══ Record excerpts

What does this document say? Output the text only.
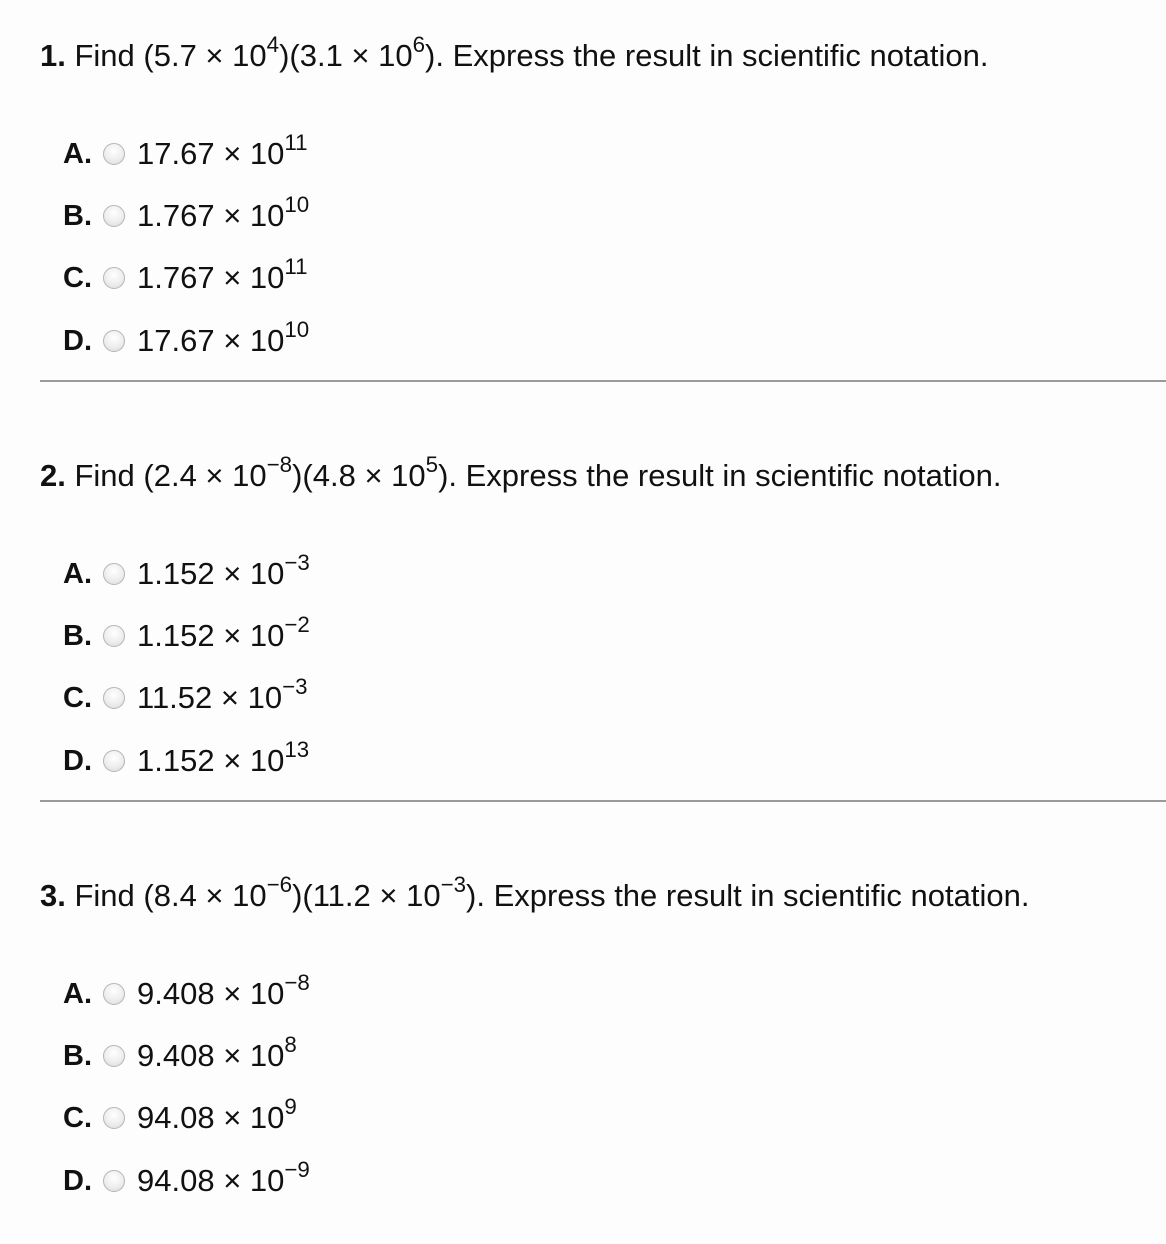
1. Find $(5.7 \times 10^4)(3.1 \times 10^6)$. Express the result in scientific notation.
A.	$17.67 \times 10^{11}$
B.	$1.767 \times 10^{10}$
C.	$1.767 \times 10^{11}$
D.	$17.67 \times 10^{10}$
2. Find $(2.4 \times 10^{-8})(4.8 \times 10^5)$. Express the result in scientific notation.
A.	$1.152 \times 10^{-3}$
B.	$1.152 \times 10^{-2}$
C.	$11.52 \times 10^{-3}$
D.	$1.152 \times 10^{13}$
3. Find $(8.4 \times 10^{-6})(11.2 \times 10^{-3})$. Express the result in scientific notation.
A.	$9.408 \times 10^{-8}$
B.	$9.408 \times 10^8$
C.	$94.08 \times 10^9$
D.	$94.08 \times 10^{-9}$
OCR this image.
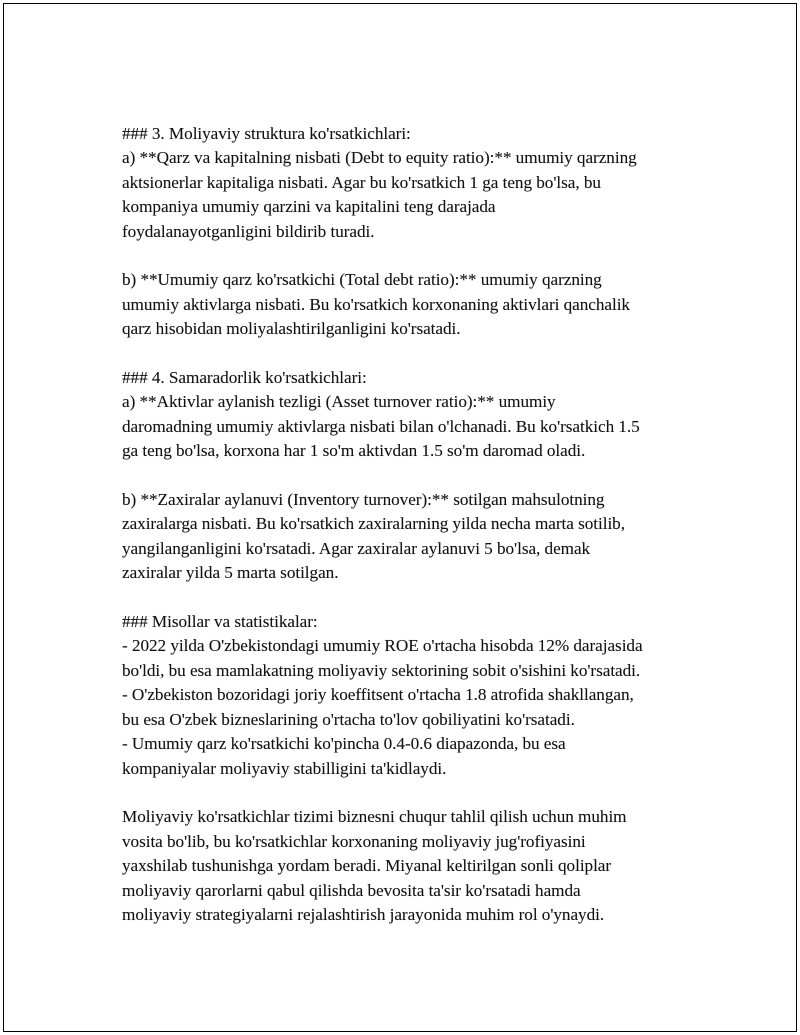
### 3. Moliyaviy struktura ko'rsatkichlari:
a) **Qarz va kapitalning nisbati (Debt to equity ratio):** umumiy qarzning
aktsionerlar kapitaliga nisbati. Agar bu ko'rsatkich 1 ga teng bo'lsa, bu
kompaniya umumiy qarzini va kapitalini teng darajada
foydalanayotganligini bildirib turadi.

b) **Umumiy qarz ko'rsatkichi (Total debt ratio):** umumiy qarzning
umumiy aktivlarga nisbati. Bu ko'rsatkich korxonaning aktivlari qanchalik
qarz hisobidan moliyalashtirilganligini ko'rsatadi.

### 4. Samaradorlik ko'rsatkichlari:
a) **Aktivlar aylanish tezligi (Asset turnover ratio):** umumiy
daromadning umumiy aktivlarga nisbati bilan o'lchanadi. Bu ko'rsatkich 1.5
ga teng bo'lsa, korxona har 1 so'm aktivdan 1.5 so'm daromad oladi.

b) **Zaxiralar aylanuvi (Inventory turnover):** sotilgan mahsulotning
zaxiralarga nisbati. Bu ko'rsatkich zaxiralarning yilda necha marta sotilib,
yangilanganligini ko'rsatadi. Agar zaxiralar aylanuvi 5 bo'lsa, demak
zaxiralar yilda 5 marta sotilgan.

### Misollar va statistikalar:
- 2022 yilda O'zbekistondagi umumiy ROE o'rtacha hisobda 12% darajasida
bo'ldi, bu esa mamlakatning moliyaviy sektorining sobit o'sishini ko'rsatadi.
- O'zbekiston bozoridagi joriy koeffitsent o'rtacha 1.8 atrofida shakllangan,
bu esa O'zbek bizneslarining o'rtacha to'lov qobiliyatini ko'rsatadi.
- Umumiy qarz ko'rsatkichi ko'pincha 0.4-0.6 diapazonda, bu esa
kompaniyalar moliyaviy stabilligini ta'kidlaydi.

Moliyaviy ko'rsatkichlar tizimi biznesni chuqur tahlil qilish uchun muhim
vosita bo'lib, bu ko'rsatkichlar korxonaning moliyaviy jug'rofiyasini
yaxshilab tushunishga yordam beradi. Miyanal keltirilgan sonli qoliplar
moliyaviy qarorlarni qabul qilishda bevosita ta'sir ko'rsatadi hamda
moliyaviy strategiyalarni rejalashtirish jarayonida muhim rol o'ynaydi.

════

*The task*
Copy all of the entries verbatim, leaving out any pictures they contain.

*Answer for the task*
What does this document say? Output the text only.
1. Find $(5.7 \times 10^4)(3.1 \times 10^6)$. Express the result in scientific notation.
A.	$17.67 \times 10^{11}$
B.	$1.767 \times 10^{10}$
C.	$1.767 \times 10^{11}$
D.	$17.67 \times 10^{10}$
2. Find $(2.4 \times 10^{-8})(4.8 \times 10^5)$. Express the result in scientific notation.
A.	$1.152 \times 10^{-3}$
B.	$1.152 \times 10^{-2}$
C.	$11.52 \times 10^{-3}$
D.	$1.152 \times 10^{13}$
3. Find $(8.4 \times 10^{-6})(11.2 \times 10^{-3})$. Express the result in scientific notation.
A.	$9.408 \times 10^{-8}$
B.	$9.408 \times 10^8$
C.	$94.08 \times 10^9$
D.	$94.08 \times 10^{-9}$
OCR this image.
### 3. Moliyaviy struktura ko'rsatkichlari:
a) **Qarz va kapitalning nisbati (Debt to equity ratio):** umumiy qarzning
aktsionerlar kapitaliga nisbati. Agar bu ko'rsatkich 1 ga teng bo'lsa, bu
kompaniya umumiy qarzini va kapitalini teng darajada
foydalanayotganligini bildirib turadi.

b) **Umumiy qarz ko'rsatkichi (Total debt ratio):** umumiy qarzning
umumiy aktivlarga nisbati. Bu ko'rsatkich korxonaning aktivlari qanchalik
qarz hisobidan moliyalashtirilganligini ko'rsatadi.

### 4. Samaradorlik ko'rsatkichlari:
a) **Aktivlar aylanish tezligi (Asset turnover ratio):** umumiy
daromadning umumiy aktivlarga nisbati bilan o'lchanadi. Bu ko'rsatkich 1.5
ga teng bo'lsa, korxona har 1 so'm aktivdan 1.5 so'm daromad oladi.

b) **Zaxiralar aylanuvi (Inventory turnover):** sotilgan mahsulotning
zaxiralarga nisbati. Bu ko'rsatkich zaxiralarning yilda necha marta sotilib,
yangilanganligini ko'rsatadi. Agar zaxiralar aylanuvi 5 bo'lsa, demak
zaxiralar yilda 5 marta sotilgan.

### Misollar va statistikalar:
- 2022 yilda O'zbekistondagi umumiy ROE o'rtacha hisobda 12% darajasida
bo'ldi, bu esa mamlakatning moliyaviy sektorining sobit o'sishini ko'rsatadi.
- O'zbekiston bozoridagi joriy koeffitsent o'rtacha 1.8 atrofida shakllangan,
bu esa O'zbek bizneslarining o'rtacha to'lov qobiliyatini ko'rsatadi.
- Umumiy qarz ko'rsatkichi ko'pincha 0.4-0.6 diapazonda, bu esa
kompaniyalar moliyaviy stabilligini ta'kidlaydi.

Moliyaviy ko'rsatkichlar tizimi biznesni chuqur tahlil qilish uchun muhim
vosita bo'lib, bu ko'rsatkichlar korxonaning moliyaviy jug'rofiyasini
yaxshilab tushunishga yordam beradi. Miyanal keltirilgan sonli qoliplar
moliyaviy qarorlarni qabul qilishda bevosita ta'sir ko'rsatadi hamda
moliyaviy strategiyalarni rejalashtirish jarayonida muhim rol o'ynaydi.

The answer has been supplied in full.